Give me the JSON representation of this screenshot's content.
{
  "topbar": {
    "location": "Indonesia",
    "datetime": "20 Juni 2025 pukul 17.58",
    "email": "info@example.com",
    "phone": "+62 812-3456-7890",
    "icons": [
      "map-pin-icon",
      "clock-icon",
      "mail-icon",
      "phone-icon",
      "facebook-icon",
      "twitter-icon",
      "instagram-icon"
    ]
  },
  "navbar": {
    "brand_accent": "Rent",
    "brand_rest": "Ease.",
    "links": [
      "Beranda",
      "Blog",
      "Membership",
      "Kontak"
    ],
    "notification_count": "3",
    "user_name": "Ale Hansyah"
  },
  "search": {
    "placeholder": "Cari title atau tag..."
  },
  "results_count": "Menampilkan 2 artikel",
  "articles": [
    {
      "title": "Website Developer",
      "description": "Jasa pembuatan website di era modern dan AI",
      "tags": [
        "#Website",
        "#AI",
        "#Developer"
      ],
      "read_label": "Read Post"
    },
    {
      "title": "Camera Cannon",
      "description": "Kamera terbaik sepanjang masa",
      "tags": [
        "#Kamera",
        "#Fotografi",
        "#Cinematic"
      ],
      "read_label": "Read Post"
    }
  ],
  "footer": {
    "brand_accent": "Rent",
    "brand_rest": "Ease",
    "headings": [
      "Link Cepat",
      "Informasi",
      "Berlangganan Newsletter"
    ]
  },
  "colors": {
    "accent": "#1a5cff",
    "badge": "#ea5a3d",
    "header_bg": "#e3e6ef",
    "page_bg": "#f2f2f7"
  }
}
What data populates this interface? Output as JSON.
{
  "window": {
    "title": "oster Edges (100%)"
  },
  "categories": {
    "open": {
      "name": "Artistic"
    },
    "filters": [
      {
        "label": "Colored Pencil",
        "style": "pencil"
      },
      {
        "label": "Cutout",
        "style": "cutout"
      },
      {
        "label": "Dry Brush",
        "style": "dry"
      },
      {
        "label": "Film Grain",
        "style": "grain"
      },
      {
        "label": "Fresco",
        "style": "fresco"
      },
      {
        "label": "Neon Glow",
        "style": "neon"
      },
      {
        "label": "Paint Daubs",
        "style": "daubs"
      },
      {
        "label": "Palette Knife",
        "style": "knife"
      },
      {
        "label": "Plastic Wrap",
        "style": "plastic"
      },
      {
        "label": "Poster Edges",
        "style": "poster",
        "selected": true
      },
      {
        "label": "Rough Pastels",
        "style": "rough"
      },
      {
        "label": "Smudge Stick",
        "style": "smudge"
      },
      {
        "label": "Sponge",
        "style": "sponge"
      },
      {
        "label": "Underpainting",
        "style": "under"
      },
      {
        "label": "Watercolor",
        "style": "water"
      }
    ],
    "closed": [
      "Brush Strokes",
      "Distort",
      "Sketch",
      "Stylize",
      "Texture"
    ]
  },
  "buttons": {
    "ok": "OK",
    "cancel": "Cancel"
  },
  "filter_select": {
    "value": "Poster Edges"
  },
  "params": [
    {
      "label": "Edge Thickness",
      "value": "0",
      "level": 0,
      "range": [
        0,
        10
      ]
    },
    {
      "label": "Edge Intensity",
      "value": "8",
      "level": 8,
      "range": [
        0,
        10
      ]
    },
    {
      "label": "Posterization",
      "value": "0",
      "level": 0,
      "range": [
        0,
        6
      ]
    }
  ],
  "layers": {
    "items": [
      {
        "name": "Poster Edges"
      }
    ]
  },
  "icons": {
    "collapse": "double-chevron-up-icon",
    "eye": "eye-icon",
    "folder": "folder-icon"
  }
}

• • • •

▶ Exercise goal
Search the lines for the string "this" and copy every line that has it.

▶ Output of the exercise
Give me the JSON representation of this screenshot's content.
What data populates this interface? Output as JSON.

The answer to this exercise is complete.